=== Directions ===
Each line below should be reproduced without any alteration.

=== Supplied data ===
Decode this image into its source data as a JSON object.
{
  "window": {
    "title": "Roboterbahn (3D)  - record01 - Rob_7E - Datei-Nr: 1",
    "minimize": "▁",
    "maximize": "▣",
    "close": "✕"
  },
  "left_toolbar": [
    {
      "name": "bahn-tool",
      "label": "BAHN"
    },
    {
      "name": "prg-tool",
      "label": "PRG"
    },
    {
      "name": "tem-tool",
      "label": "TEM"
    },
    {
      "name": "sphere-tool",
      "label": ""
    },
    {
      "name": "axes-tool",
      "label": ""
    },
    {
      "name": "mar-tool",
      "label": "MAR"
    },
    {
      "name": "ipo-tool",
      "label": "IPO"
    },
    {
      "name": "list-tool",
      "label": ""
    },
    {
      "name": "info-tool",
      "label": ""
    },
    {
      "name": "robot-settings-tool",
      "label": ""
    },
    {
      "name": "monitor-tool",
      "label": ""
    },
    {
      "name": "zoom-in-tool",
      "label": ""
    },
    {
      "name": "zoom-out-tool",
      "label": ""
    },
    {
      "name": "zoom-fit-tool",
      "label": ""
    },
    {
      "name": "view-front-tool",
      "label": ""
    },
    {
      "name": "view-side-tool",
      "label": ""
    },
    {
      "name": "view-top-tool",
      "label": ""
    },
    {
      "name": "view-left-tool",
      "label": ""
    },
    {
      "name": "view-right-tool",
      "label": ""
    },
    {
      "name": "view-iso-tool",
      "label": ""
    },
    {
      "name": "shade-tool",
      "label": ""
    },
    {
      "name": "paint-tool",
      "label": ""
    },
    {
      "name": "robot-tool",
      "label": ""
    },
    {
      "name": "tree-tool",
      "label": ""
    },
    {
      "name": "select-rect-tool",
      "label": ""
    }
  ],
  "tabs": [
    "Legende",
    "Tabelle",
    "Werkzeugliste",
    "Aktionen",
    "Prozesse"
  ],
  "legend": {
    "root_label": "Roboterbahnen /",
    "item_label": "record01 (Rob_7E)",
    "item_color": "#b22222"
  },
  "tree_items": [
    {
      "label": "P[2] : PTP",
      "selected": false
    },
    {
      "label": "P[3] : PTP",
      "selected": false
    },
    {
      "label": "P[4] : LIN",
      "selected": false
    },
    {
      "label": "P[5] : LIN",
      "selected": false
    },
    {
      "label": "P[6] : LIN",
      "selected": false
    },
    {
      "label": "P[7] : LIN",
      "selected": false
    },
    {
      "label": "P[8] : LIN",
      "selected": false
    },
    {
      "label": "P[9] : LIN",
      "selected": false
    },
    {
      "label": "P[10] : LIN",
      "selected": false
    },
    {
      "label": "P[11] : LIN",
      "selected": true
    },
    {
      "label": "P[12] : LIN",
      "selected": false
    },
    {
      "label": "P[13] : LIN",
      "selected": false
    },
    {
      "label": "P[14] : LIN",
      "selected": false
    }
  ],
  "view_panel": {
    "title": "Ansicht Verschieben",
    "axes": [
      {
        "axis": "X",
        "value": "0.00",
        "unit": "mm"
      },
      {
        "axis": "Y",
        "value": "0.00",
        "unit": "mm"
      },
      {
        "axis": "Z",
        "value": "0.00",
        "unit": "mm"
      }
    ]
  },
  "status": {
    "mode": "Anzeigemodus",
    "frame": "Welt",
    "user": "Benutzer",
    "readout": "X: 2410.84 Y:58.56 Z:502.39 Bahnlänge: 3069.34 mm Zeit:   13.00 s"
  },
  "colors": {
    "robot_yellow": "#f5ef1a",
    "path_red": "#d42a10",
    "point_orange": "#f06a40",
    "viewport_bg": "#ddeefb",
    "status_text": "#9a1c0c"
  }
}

=== Task output ===
Decode this image into its source data as a JSON object.
{
  "window": {
    "title": "Roboterbahn (3D)  - record01 - Rob_7E - Datei-Nr: 1",
    "minimize": "▁",
    "maximize": "▣",
    "close": "✕"
  },
  "left_toolbar": [
    {
      "name": "bahn-tool",
      "label": "BAHN"
    },
    {
      "name": "prg-tool",
      "label": "PRG"
    },
    {
      "name": "tem-tool",
      "label": "TEM"
    },
    {
      "name": "sphere-tool",
      "label": ""
    },
    {
      "name": "axes-tool",
      "label": ""
    },
    {
      "name": "mar-tool",
      "label": "MAR"
    },
    {
      "name": "ipo-tool",
      "label": "IPO"
    },
    {
      "name": "list-tool",
      "label": ""
    },
    {
      "name": "info-tool",
      "label": ""
    },
    {
      "name": "robot-settings-tool",
      "label": ""
    },
    {
      "name": "monitor-tool",
      "label": ""
    },
    {
      "name": "zoom-in-tool",
      "label": ""
    },
    {
      "name": "zoom-out-tool",
      "label": ""
    },
    {
      "name": "zoom-fit-tool",
      "label": ""
    },
    {
      "name": "view-front-tool",
      "label": ""
    },
    {
      "name": "view-side-tool",
      "label": ""
    },
    {
      "name": "view-top-tool",
      "label": ""
    },
    {
      "name": "view-left-tool",
      "label": ""
    },
    {
      "name": "view-right-tool",
      "label": ""
    },
    {
      "name": "view-iso-tool",
      "label": ""
    },
    {
      "name": "shade-tool",
      "label": ""
    },
    {
      "name": "paint-tool",
      "label": ""
    },
    {
      "name": "robot-tool",
      "label": ""
    },
    {
      "name": "tree-tool",
      "label": ""
    },
    {
      "name": "select-rect-tool",
      "label": ""
    }
  ],
  "tabs": [
    "Legende",
    "Tabelle",
    "Werkzeugliste",
    "Aktionen",
    "Prozesse"
  ],
  "legend": {
    "root_label": "Roboterbahnen /",
    "item_label": "record01 (Rob_7E)",
    "item_color": "#b22222"
  },
  "tree_items": [
    {
      "label": "P[2] : PTP",
      "selected": false
    },
    {
      "label": "P[3] : PTP",
      "selected": false
    },
    {
      "label": "P[4] : LIN",
      "selected": false
    },
    {
      "label": "P[5] : LIN",
      "selected": false
    },
    {
      "label": "P[6] : LIN",
      "selected": false
    },
    {
      "label": "P[7] : LIN",
      "selected": false
    },
    {
      "label": "P[8] : LIN",
      "selected": false
    },
    {
      "label": "P[9] : LIN",
      "selected": false
    },
    {
      "label": "P[10] : LIN",
      "selected": false
    },
    {
      "label": "P[11] : LIN",
      "selected": true
    },
    {
      "label": "P[12] : LIN",
      "selected": false
    },
    {
      "label": "P[13] : LIN",
      "selected": false
    },
    {
      "label": "P[14] : LIN",
      "selected": false
    }
  ],
  "view_panel": {
    "title": "Ansicht Verschieben",
    "axes": [
      {
        "axis": "X",
        "value": "0.00",
        "unit": "mm"
      },
      {
        "axis": "Y",
        "value": "0.00",
        "unit": "mm"
      },
      {
        "axis": "Z",
        "value": "0.00",
        "unit": "mm"
      }
    ]
  },
  "status": {
    "mode": "Anzeigemodus",
    "frame": "Welt",
    "user": "Benutzer",
    "readout": "X: 2410.84 Y:58.56 Z:502.39 Bahnlänge: 3069.34 mm Zeit:   13.00 s"
  },
  "colors": {
    "robot_yellow": "#f5ef1a",
    "path_red": "#d42a10",
    "point_orange": "#f06a40",
    "viewport_bg": "#ddeefb",
    "status_text": "#9a1c0c"
  }
}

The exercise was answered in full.